### Stated goal
Restate the records that follow word for word; no pictures should appear.

* start Information provided *

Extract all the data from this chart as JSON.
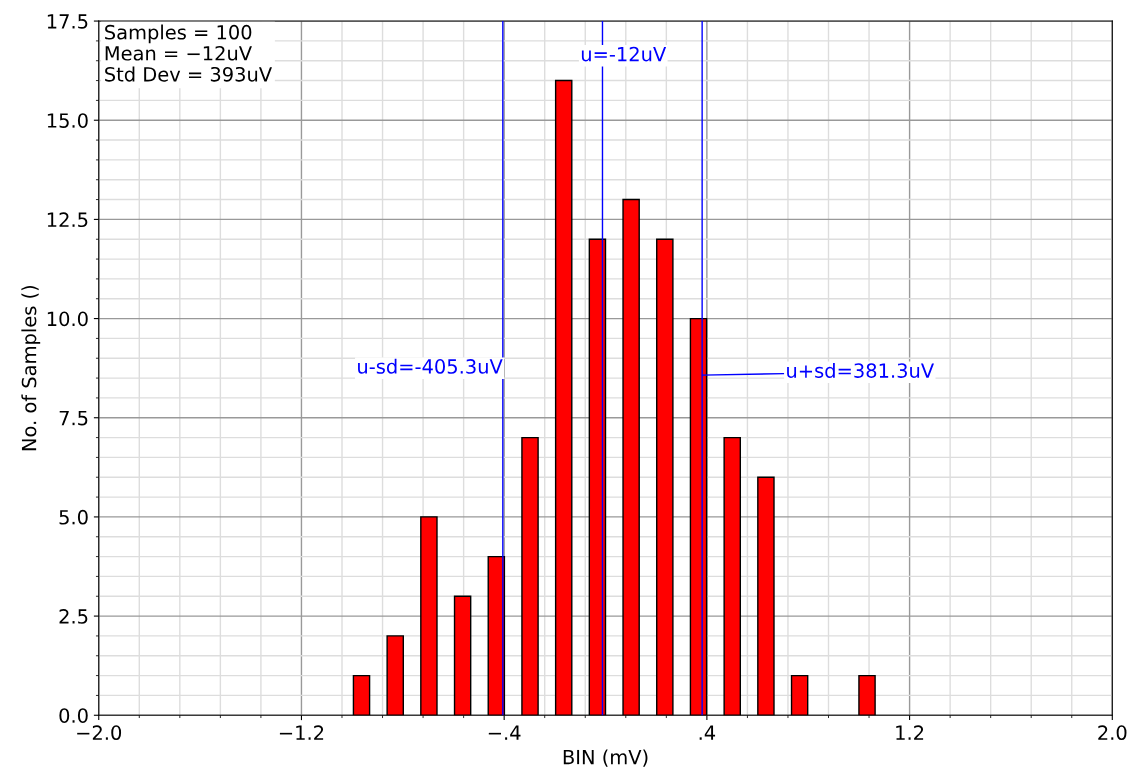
{
  "chart_data": {
    "type": "bar",
    "x": [
      -0.963,
      -0.83,
      -0.697,
      -0.564,
      -0.431,
      -0.298,
      -0.165,
      -0.032,
      0.101,
      0.234,
      0.367,
      0.5,
      0.633,
      0.766,
      1.032
    ],
    "series": [
      {
        "color": "#ff0000",
        "values": [
          1,
          2,
          5,
          3,
          4,
          7,
          16,
          12,
          13,
          12,
          10,
          7,
          6,
          1,
          1
        ]
      }
    ],
    "xlabel": "BIN (mV)",
    "ylabel": "No. of Samples ()",
    "xlim": [
      -2.0,
      2.0
    ],
    "ylim": [
      0,
      17.5
    ],
    "xticks": [
      {
        "value": -2.0,
        "label": "−2.0"
      },
      {
        "value": -1.2,
        "label": "−1.2"
      },
      {
        "value": -0.4,
        "label": "−.4"
      },
      {
        "value": 0.4,
        "label": ".4"
      },
      {
        "value": 1.2,
        "label": "1.2"
      },
      {
        "value": 2.0,
        "label": "2.0"
      }
    ],
    "yticks": [
      {
        "value": 0,
        "label": "0.0"
      },
      {
        "value": 2.5,
        "label": "2.5"
      },
      {
        "value": 5,
        "label": "5.0"
      },
      {
        "value": 7.5,
        "label": "7.5"
      },
      {
        "value": 10,
        "label": "10.0"
      },
      {
        "value": 12.5,
        "label": "12.5"
      },
      {
        "value": 15,
        "label": "15.0"
      },
      {
        "value": 17.5,
        "label": "17.5"
      }
    ],
    "grid": true,
    "ref_lines": [
      {
        "axis": "x",
        "value": -0.4053,
        "label": "u-sd=-405.3uV",
        "color": "#0000ff"
      },
      {
        "axis": "x",
        "value": -0.012,
        "label": "u=-12uV",
        "color": "#0000ff"
      },
      {
        "axis": "x",
        "value": 0.3813,
        "label": "u+sd=381.3uV",
        "color": "#0000ff"
      }
    ],
    "annotations": [
      "Samples = 100\nMean = −12uV\nStd Dev = 393uV"
    ]
  }
}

* end Information provided *

### Expected answer
Extract all the data from this chart as JSON.
{
  "chart_data": {
    "type": "bar",
    "x": [
      -0.963,
      -0.83,
      -0.697,
      -0.564,
      -0.431,
      -0.298,
      -0.165,
      -0.032,
      0.101,
      0.234,
      0.367,
      0.5,
      0.633,
      0.766,
      1.032
    ],
    "series": [
      {
        "color": "#ff0000",
        "values": [
          1,
          2,
          5,
          3,
          4,
          7,
          16,
          12,
          13,
          12,
          10,
          7,
          6,
          1,
          1
        ]
      }
    ],
    "xlabel": "BIN (mV)",
    "ylabel": "No. of Samples ()",
    "xlim": [
      -2.0,
      2.0
    ],
    "ylim": [
      0,
      17.5
    ],
    "xticks": [
      {
        "value": -2.0,
        "label": "−2.0"
      },
      {
        "value": -1.2,
        "label": "−1.2"
      },
      {
        "value": -0.4,
        "label": "−.4"
      },
      {
        "value": 0.4,
        "label": ".4"
      },
      {
        "value": 1.2,
        "label": "1.2"
      },
      {
        "value": 2.0,
        "label": "2.0"
      }
    ],
    "yticks": [
      {
        "value": 0,
        "label": "0.0"
      },
      {
        "value": 2.5,
        "label": "2.5"
      },
      {
        "value": 5,
        "label": "5.0"
      },
      {
        "value": 7.5,
        "label": "7.5"
      },
      {
        "value": 10,
        "label": "10.0"
      },
      {
        "value": 12.5,
        "label": "12.5"
      },
      {
        "value": 15,
        "label": "15.0"
      },
      {
        "value": 17.5,
        "label": "17.5"
      }
    ],
    "grid": true,
    "ref_lines": [
      {
        "axis": "x",
        "value": -0.4053,
        "label": "u-sd=-405.3uV",
        "color": "#0000ff"
      },
      {
        "axis": "x",
        "value": -0.012,
        "label": "u=-12uV",
        "color": "#0000ff"
      },
      {
        "axis": "x",
        "value": 0.3813,
        "label": "u+sd=381.3uV",
        "color": "#0000ff"
      }
    ],
    "annotations": [
      "Samples = 100\nMean = −12uV\nStd Dev = 393uV"
    ]
  }
}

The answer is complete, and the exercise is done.